→ **Input data**:
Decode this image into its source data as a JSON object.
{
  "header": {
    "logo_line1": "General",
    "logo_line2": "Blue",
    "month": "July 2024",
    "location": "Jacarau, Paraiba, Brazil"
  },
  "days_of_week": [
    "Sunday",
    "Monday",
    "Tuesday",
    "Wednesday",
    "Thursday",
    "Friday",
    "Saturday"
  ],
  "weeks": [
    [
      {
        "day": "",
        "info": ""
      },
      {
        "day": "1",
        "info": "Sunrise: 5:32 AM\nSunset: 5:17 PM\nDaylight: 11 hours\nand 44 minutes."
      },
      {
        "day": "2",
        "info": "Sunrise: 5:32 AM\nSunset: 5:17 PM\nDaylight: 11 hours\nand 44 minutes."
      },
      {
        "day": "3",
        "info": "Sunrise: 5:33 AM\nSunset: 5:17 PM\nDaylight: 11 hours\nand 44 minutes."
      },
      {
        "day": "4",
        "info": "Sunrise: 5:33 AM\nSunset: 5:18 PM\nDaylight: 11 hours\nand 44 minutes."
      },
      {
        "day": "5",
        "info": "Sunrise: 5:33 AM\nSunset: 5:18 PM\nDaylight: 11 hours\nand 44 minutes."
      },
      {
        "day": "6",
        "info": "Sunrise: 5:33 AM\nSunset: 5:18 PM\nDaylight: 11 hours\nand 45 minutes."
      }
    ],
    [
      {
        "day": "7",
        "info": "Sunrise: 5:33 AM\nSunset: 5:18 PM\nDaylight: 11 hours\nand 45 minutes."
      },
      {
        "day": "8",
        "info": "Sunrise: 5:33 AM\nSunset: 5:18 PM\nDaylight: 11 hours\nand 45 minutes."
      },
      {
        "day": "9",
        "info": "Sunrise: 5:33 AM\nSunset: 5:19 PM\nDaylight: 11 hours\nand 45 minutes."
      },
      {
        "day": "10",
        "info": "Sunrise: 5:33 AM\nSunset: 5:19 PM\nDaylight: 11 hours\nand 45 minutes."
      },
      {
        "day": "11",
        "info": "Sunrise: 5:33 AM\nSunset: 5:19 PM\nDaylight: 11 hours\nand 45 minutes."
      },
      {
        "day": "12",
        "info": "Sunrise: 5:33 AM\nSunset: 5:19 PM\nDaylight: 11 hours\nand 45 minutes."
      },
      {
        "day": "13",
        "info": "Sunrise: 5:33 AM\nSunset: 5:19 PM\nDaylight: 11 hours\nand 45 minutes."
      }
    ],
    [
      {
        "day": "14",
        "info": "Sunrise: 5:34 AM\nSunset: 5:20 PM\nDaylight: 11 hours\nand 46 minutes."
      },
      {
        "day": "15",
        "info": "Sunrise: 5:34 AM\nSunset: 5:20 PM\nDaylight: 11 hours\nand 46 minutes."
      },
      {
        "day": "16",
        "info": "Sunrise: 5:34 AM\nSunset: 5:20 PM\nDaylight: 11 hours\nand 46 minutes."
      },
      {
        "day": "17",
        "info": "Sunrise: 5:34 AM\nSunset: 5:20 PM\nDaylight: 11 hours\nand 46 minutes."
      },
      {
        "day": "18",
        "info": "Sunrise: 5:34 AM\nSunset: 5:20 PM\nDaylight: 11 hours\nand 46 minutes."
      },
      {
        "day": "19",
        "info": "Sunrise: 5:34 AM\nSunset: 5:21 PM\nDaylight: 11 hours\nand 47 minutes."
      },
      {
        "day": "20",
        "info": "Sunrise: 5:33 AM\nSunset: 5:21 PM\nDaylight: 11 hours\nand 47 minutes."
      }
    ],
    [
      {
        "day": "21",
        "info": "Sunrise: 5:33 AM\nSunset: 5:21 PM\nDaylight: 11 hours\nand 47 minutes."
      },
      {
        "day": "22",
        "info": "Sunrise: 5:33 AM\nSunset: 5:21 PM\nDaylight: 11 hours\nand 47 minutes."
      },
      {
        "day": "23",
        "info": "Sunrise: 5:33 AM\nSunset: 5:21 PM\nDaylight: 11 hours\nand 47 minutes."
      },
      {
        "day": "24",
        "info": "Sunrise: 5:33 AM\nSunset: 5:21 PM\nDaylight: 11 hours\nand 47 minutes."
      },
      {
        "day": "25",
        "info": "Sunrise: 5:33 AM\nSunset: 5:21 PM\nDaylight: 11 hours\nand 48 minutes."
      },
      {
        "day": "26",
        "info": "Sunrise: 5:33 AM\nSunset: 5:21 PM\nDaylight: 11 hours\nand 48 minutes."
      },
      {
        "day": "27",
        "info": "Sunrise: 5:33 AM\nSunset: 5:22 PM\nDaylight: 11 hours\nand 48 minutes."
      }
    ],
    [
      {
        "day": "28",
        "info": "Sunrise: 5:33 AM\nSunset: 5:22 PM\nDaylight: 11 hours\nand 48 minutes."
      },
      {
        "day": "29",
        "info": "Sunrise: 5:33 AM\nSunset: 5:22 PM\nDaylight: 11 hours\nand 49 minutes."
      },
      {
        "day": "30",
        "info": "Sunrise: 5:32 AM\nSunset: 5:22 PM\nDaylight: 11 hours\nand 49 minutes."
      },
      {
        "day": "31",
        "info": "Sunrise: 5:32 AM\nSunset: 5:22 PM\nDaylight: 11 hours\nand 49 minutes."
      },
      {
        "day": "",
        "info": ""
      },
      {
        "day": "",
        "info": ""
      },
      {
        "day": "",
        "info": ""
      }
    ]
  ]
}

→ **What you will do**:
All of the material above needs to be copied exactly.

→ **Worked solution**:
Decode this image into its source data as a JSON object.
{
  "header": {
    "logo_line1": "General",
    "logo_line2": "Blue",
    "month": "July 2024",
    "location": "Jacarau, Paraiba, Brazil"
  },
  "days_of_week": [
    "Sunday",
    "Monday",
    "Tuesday",
    "Wednesday",
    "Thursday",
    "Friday",
    "Saturday"
  ],
  "weeks": [
    [
      {
        "day": "",
        "info": ""
      },
      {
        "day": "1",
        "info": "Sunrise: 5:32 AM\nSunset: 5:17 PM\nDaylight: 11 hours\nand 44 minutes."
      },
      {
        "day": "2",
        "info": "Sunrise: 5:32 AM\nSunset: 5:17 PM\nDaylight: 11 hours\nand 44 minutes."
      },
      {
        "day": "3",
        "info": "Sunrise: 5:33 AM\nSunset: 5:17 PM\nDaylight: 11 hours\nand 44 minutes."
      },
      {
        "day": "4",
        "info": "Sunrise: 5:33 AM\nSunset: 5:18 PM\nDaylight: 11 hours\nand 44 minutes."
      },
      {
        "day": "5",
        "info": "Sunrise: 5:33 AM\nSunset: 5:18 PM\nDaylight: 11 hours\nand 44 minutes."
      },
      {
        "day": "6",
        "info": "Sunrise: 5:33 AM\nSunset: 5:18 PM\nDaylight: 11 hours\nand 45 minutes."
      }
    ],
    [
      {
        "day": "7",
        "info": "Sunrise: 5:33 AM\nSunset: 5:18 PM\nDaylight: 11 hours\nand 45 minutes."
      },
      {
        "day": "8",
        "info": "Sunrise: 5:33 AM\nSunset: 5:18 PM\nDaylight: 11 hours\nand 45 minutes."
      },
      {
        "day": "9",
        "info": "Sunrise: 5:33 AM\nSunset: 5:19 PM\nDaylight: 11 hours\nand 45 minutes."
      },
      {
        "day": "10",
        "info": "Sunrise: 5:33 AM\nSunset: 5:19 PM\nDaylight: 11 hours\nand 45 minutes."
      },
      {
        "day": "11",
        "info": "Sunrise: 5:33 AM\nSunset: 5:19 PM\nDaylight: 11 hours\nand 45 minutes."
      },
      {
        "day": "12",
        "info": "Sunrise: 5:33 AM\nSunset: 5:19 PM\nDaylight: 11 hours\nand 45 minutes."
      },
      {
        "day": "13",
        "info": "Sunrise: 5:33 AM\nSunset: 5:19 PM\nDaylight: 11 hours\nand 45 minutes."
      }
    ],
    [
      {
        "day": "14",
        "info": "Sunrise: 5:34 AM\nSunset: 5:20 PM\nDaylight: 11 hours\nand 46 minutes."
      },
      {
        "day": "15",
        "info": "Sunrise: 5:34 AM\nSunset: 5:20 PM\nDaylight: 11 hours\nand 46 minutes."
      },
      {
        "day": "16",
        "info": "Sunrise: 5:34 AM\nSunset: 5:20 PM\nDaylight: 11 hours\nand 46 minutes."
      },
      {
        "day": "17",
        "info": "Sunrise: 5:34 AM\nSunset: 5:20 PM\nDaylight: 11 hours\nand 46 minutes."
      },
      {
        "day": "18",
        "info": "Sunrise: 5:34 AM\nSunset: 5:20 PM\nDaylight: 11 hours\nand 46 minutes."
      },
      {
        "day": "19",
        "info": "Sunrise: 5:34 AM\nSunset: 5:21 PM\nDaylight: 11 hours\nand 47 minutes."
      },
      {
        "day": "20",
        "info": "Sunrise: 5:33 AM\nSunset: 5:21 PM\nDaylight: 11 hours\nand 47 minutes."
      }
    ],
    [
      {
        "day": "21",
        "info": "Sunrise: 5:33 AM\nSunset: 5:21 PM\nDaylight: 11 hours\nand 47 minutes."
      },
      {
        "day": "22",
        "info": "Sunrise: 5:33 AM\nSunset: 5:21 PM\nDaylight: 11 hours\nand 47 minutes."
      },
      {
        "day": "23",
        "info": "Sunrise: 5:33 AM\nSunset: 5:21 PM\nDaylight: 11 hours\nand 47 minutes."
      },
      {
        "day": "24",
        "info": "Sunrise: 5:33 AM\nSunset: 5:21 PM\nDaylight: 11 hours\nand 47 minutes."
      },
      {
        "day": "25",
        "info": "Sunrise: 5:33 AM\nSunset: 5:21 PM\nDaylight: 11 hours\nand 48 minutes."
      },
      {
        "day": "26",
        "info": "Sunrise: 5:33 AM\nSunset: 5:21 PM\nDaylight: 11 hours\nand 48 minutes."
      },
      {
        "day": "27",
        "info": "Sunrise: 5:33 AM\nSunset: 5:22 PM\nDaylight: 11 hours\nand 48 minutes."
      }
    ],
    [
      {
        "day": "28",
        "info": "Sunrise: 5:33 AM\nSunset: 5:22 PM\nDaylight: 11 hours\nand 48 minutes."
      },
      {
        "day": "29",
        "info": "Sunrise: 5:33 AM\nSunset: 5:22 PM\nDaylight: 11 hours\nand 49 minutes."
      },
      {
        "day": "30",
        "info": "Sunrise: 5:32 AM\nSunset: 5:22 PM\nDaylight: 11 hours\nand 49 minutes."
      },
      {
        "day": "31",
        "info": "Sunrise: 5:32 AM\nSunset: 5:22 PM\nDaylight: 11 hours\nand 49 minutes."
      },
      {
        "day": "",
        "info": ""
      },
      {
        "day": "",
        "info": ""
      },
      {
        "day": "",
        "info": ""
      }
    ]
  ]
}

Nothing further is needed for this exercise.